━━━━━ Task data

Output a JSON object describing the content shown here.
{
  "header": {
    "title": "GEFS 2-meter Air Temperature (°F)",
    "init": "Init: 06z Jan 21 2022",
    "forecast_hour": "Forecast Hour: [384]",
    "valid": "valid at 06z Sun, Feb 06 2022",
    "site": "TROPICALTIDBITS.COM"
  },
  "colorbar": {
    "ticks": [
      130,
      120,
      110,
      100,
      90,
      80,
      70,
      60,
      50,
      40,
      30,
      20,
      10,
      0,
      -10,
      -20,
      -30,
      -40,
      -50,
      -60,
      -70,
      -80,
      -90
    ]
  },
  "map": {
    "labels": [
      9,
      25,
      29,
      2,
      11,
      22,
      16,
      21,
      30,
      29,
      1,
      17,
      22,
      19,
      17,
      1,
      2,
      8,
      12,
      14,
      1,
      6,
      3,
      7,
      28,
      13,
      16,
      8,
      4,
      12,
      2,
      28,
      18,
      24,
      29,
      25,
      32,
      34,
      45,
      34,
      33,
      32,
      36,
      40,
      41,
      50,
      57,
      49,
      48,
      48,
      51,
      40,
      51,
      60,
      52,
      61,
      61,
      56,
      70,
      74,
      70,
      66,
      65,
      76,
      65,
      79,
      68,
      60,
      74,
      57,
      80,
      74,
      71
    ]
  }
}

━━━━━━━━━━

→ What to do: Emit the full listing verbatim.

→ The output:
Output a JSON object describing the content shown here.
{
  "header": {
    "title": "GEFS 2-meter Air Temperature (°F)",
    "init": "Init: 06z Jan 21 2022",
    "forecast_hour": "Forecast Hour: [384]",
    "valid": "valid at 06z Sun, Feb 06 2022",
    "site": "TROPICALTIDBITS.COM"
  },
  "colorbar": {
    "ticks": [
      130,
      120,
      110,
      100,
      90,
      80,
      70,
      60,
      50,
      40,
      30,
      20,
      10,
      0,
      -10,
      -20,
      -30,
      -40,
      -50,
      -60,
      -70,
      -80,
      -90
    ]
  },
  "map": {
    "labels": [
      9,
      25,
      29,
      2,
      11,
      22,
      16,
      21,
      30,
      29,
      1,
      17,
      22,
      19,
      17,
      1,
      2,
      8,
      12,
      14,
      1,
      6,
      3,
      7,
      28,
      13,
      16,
      8,
      4,
      12,
      2,
      28,
      18,
      24,
      29,
      25,
      32,
      34,
      45,
      34,
      33,
      32,
      36,
      40,
      41,
      50,
      57,
      49,
      48,
      48,
      51,
      40,
      51,
      60,
      52,
      61,
      61,
      56,
      70,
      74,
      70,
      66,
      65,
      76,
      65,
      79,
      68,
      60,
      74,
      57,
      80,
      74,
      71
    ]
  }
}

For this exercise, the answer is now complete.